» What is needed
Output every line exactly as written. Leave out pictures.
-----
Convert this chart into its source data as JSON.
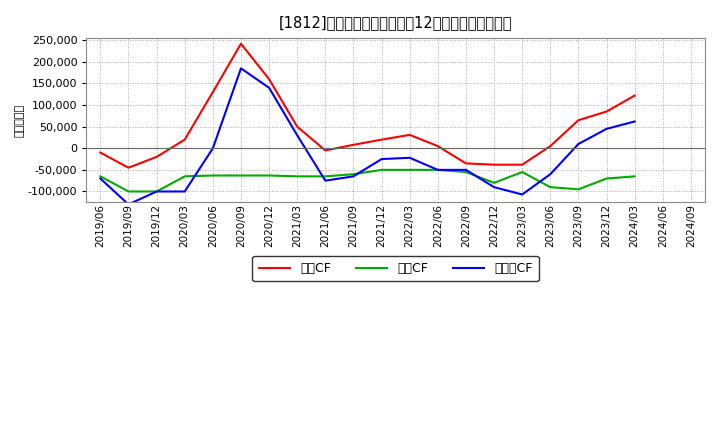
{
  "title": "[1812]　キャッシュフローの12か月移動合計の推移",
  "ylabel": "（百万円）",
  "background_color": "#ffffff",
  "plot_bg_color": "#ffffff",
  "grid_color": "#aaaaaa",
  "x_labels": [
    "2019/06",
    "2019/09",
    "2019/12",
    "2020/03",
    "2020/06",
    "2020/09",
    "2020/12",
    "2021/03",
    "2021/06",
    "2021/09",
    "2021/12",
    "2022/03",
    "2022/06",
    "2022/09",
    "2022/12",
    "2023/03",
    "2023/06",
    "2023/09",
    "2023/12",
    "2024/03",
    "2024/06",
    "2024/09"
  ],
  "operating_cf": [
    -10000,
    -45000,
    -20000,
    20000,
    130000,
    242000,
    160000,
    50000,
    -5000,
    8000,
    20000,
    31000,
    5000,
    -35000,
    -38000,
    -38000,
    5000,
    65000,
    85000,
    122000,
    null,
    null
  ],
  "investing_cf": [
    -65000,
    -100000,
    -100000,
    -65000,
    -63000,
    -63000,
    -63000,
    -65000,
    -65000,
    -60000,
    -50000,
    -50000,
    -50000,
    -55000,
    -80000,
    -55000,
    -90000,
    -95000,
    -70000,
    -65000,
    null,
    null
  ],
  "free_cf": [
    -70000,
    -130000,
    -100000,
    -100000,
    0,
    185000,
    140000,
    30000,
    -75000,
    -65000,
    -25000,
    -22000,
    -50000,
    -50000,
    -90000,
    -107000,
    -60000,
    10000,
    45000,
    62000,
    null,
    null
  ],
  "operating_color": "#ff0000",
  "investing_color": "#00aa00",
  "free_color": "#0000ff",
  "legend_labels": [
    "営業CF",
    "投資CF",
    "フリーCF"
  ],
  "ylim": [
    -125000,
    255000
  ],
  "yticks": [
    -100000,
    -50000,
    0,
    50000,
    100000,
    150000,
    200000,
    250000
  ]
}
-----
» Final result
Convert this chart into its source data as JSON.
{
  "title": "[1812]　キャッシュフローの12か月移動合計の推移",
  "ylabel": "（百万円）",
  "background_color": "#ffffff",
  "plot_bg_color": "#ffffff",
  "grid_color": "#aaaaaa",
  "x_labels": [
    "2019/06",
    "2019/09",
    "2019/12",
    "2020/03",
    "2020/06",
    "2020/09",
    "2020/12",
    "2021/03",
    "2021/06",
    "2021/09",
    "2021/12",
    "2022/03",
    "2022/06",
    "2022/09",
    "2022/12",
    "2023/03",
    "2023/06",
    "2023/09",
    "2023/12",
    "2024/03",
    "2024/06",
    "2024/09"
  ],
  "operating_cf": [
    -10000,
    -45000,
    -20000,
    20000,
    130000,
    242000,
    160000,
    50000,
    -5000,
    8000,
    20000,
    31000,
    5000,
    -35000,
    -38000,
    -38000,
    5000,
    65000,
    85000,
    122000,
    null,
    null
  ],
  "investing_cf": [
    -65000,
    -100000,
    -100000,
    -65000,
    -63000,
    -63000,
    -63000,
    -65000,
    -65000,
    -60000,
    -50000,
    -50000,
    -50000,
    -55000,
    -80000,
    -55000,
    -90000,
    -95000,
    -70000,
    -65000,
    null,
    null
  ],
  "free_cf": [
    -70000,
    -130000,
    -100000,
    -100000,
    0,
    185000,
    140000,
    30000,
    -75000,
    -65000,
    -25000,
    -22000,
    -50000,
    -50000,
    -90000,
    -107000,
    -60000,
    10000,
    45000,
    62000,
    null,
    null
  ],
  "operating_color": "#ff0000",
  "investing_color": "#00aa00",
  "free_color": "#0000ff",
  "legend_labels": [
    "営業CF",
    "投資CF",
    "フリーCF"
  ],
  "ylim": [
    -125000,
    255000
  ],
  "yticks": [
    -100000,
    -50000,
    0,
    50000,
    100000,
    150000,
    200000,
    250000
  ]
}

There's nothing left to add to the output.